### Objective
Copy exactly the stretch of lines from the one holding "What text is on this page?" through the last line of the data below, inclusive. Leave out pictures.

### Extracted data
* Start *
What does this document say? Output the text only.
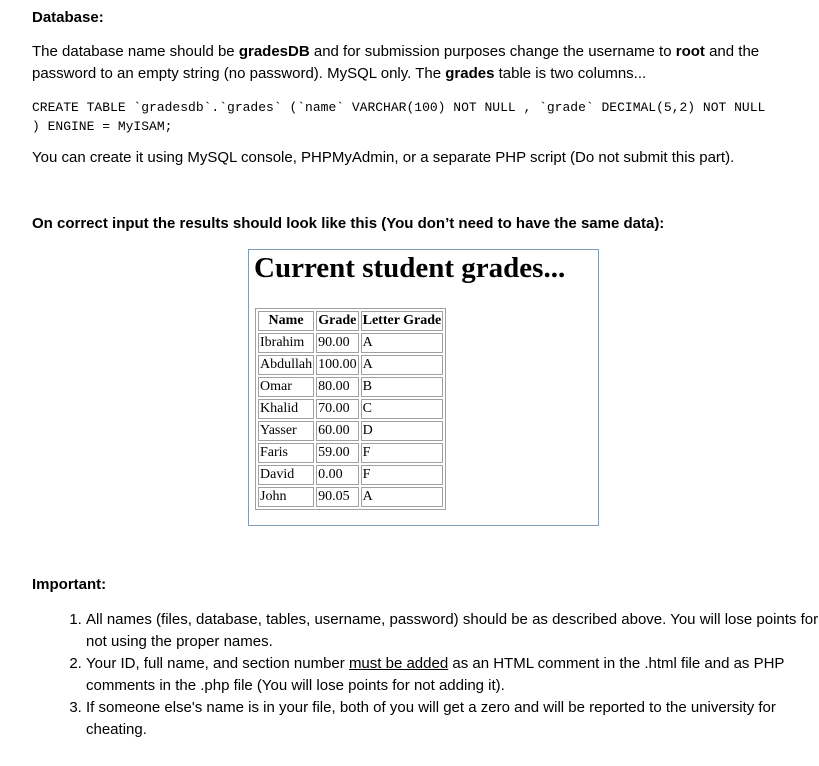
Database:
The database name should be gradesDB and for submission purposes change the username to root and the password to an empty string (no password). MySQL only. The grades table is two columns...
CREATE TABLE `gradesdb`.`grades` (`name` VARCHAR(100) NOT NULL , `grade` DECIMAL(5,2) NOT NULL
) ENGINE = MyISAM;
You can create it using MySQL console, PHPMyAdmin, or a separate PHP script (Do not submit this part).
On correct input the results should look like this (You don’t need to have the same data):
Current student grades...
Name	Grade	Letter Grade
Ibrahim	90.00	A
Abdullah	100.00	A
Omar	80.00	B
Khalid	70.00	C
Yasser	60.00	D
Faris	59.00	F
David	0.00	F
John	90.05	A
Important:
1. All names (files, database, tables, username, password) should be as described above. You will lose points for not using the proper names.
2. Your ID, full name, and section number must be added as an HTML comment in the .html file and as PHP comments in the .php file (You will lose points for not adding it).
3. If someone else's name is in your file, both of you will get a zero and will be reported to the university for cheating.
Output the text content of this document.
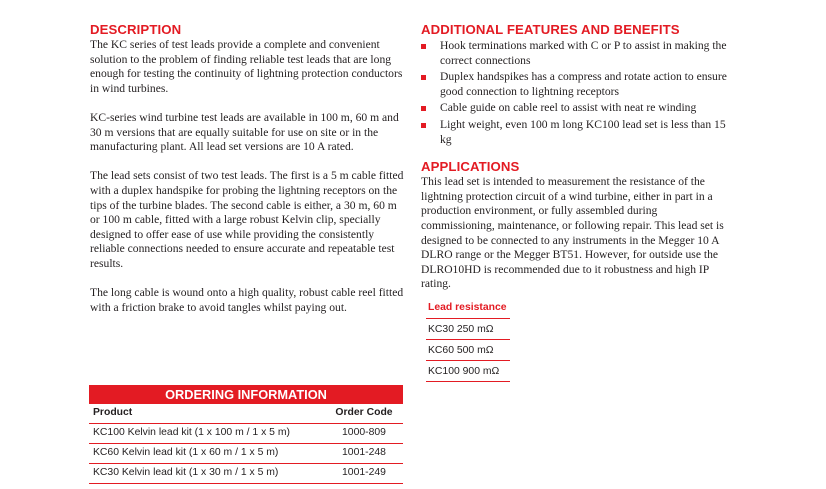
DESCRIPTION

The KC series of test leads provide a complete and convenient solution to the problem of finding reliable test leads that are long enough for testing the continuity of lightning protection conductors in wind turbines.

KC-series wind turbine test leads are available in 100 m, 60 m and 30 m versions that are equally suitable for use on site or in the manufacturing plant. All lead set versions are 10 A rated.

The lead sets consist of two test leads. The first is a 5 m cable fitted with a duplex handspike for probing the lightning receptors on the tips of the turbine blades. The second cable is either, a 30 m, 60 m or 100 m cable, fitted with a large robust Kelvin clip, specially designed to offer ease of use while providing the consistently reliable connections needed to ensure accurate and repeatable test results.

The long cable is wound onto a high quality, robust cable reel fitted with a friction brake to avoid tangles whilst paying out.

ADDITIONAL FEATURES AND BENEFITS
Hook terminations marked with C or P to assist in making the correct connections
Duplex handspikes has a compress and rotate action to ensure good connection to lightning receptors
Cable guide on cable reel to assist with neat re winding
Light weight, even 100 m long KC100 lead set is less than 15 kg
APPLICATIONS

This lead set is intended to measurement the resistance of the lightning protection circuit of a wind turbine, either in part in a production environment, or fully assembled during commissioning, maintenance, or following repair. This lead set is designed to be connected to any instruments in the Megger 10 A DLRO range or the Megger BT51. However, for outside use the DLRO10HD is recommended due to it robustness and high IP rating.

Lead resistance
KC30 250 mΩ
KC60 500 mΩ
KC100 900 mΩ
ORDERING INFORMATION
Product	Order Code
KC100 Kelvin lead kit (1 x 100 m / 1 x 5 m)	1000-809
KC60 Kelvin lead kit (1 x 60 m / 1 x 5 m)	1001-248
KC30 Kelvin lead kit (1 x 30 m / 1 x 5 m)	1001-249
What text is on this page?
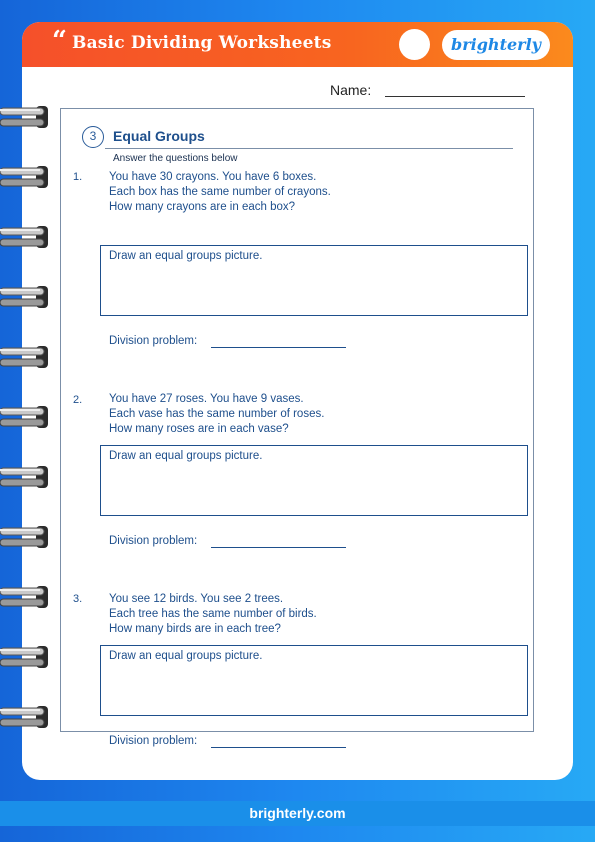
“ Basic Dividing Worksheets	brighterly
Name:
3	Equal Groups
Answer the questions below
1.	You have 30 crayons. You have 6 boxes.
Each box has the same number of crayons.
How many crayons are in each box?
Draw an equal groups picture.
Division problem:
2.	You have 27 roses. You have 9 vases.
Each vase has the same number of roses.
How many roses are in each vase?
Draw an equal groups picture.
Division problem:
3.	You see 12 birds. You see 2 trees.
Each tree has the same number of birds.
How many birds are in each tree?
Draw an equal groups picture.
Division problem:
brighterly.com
* End *
### Exercise result
What text is on this page?
“ Basic Dividing Worksheets	brighterly
Name:
3	Equal Groups
Answer the questions below
1.	You have 30 crayons. You have 6 boxes.
Each box has the same number of crayons.
How many crayons are in each box?
Draw an equal groups picture.
Division problem:
2.	You have 27 roses. You have 9 vases.
Each vase has the same number of roses.
How many roses are in each vase?
Draw an equal groups picture.
Division problem:
3.	You see 12 birds. You see 2 trees.
Each tree has the same number of birds.
How many birds are in each tree?
Draw an equal groups picture.
Division problem:
brighterly.com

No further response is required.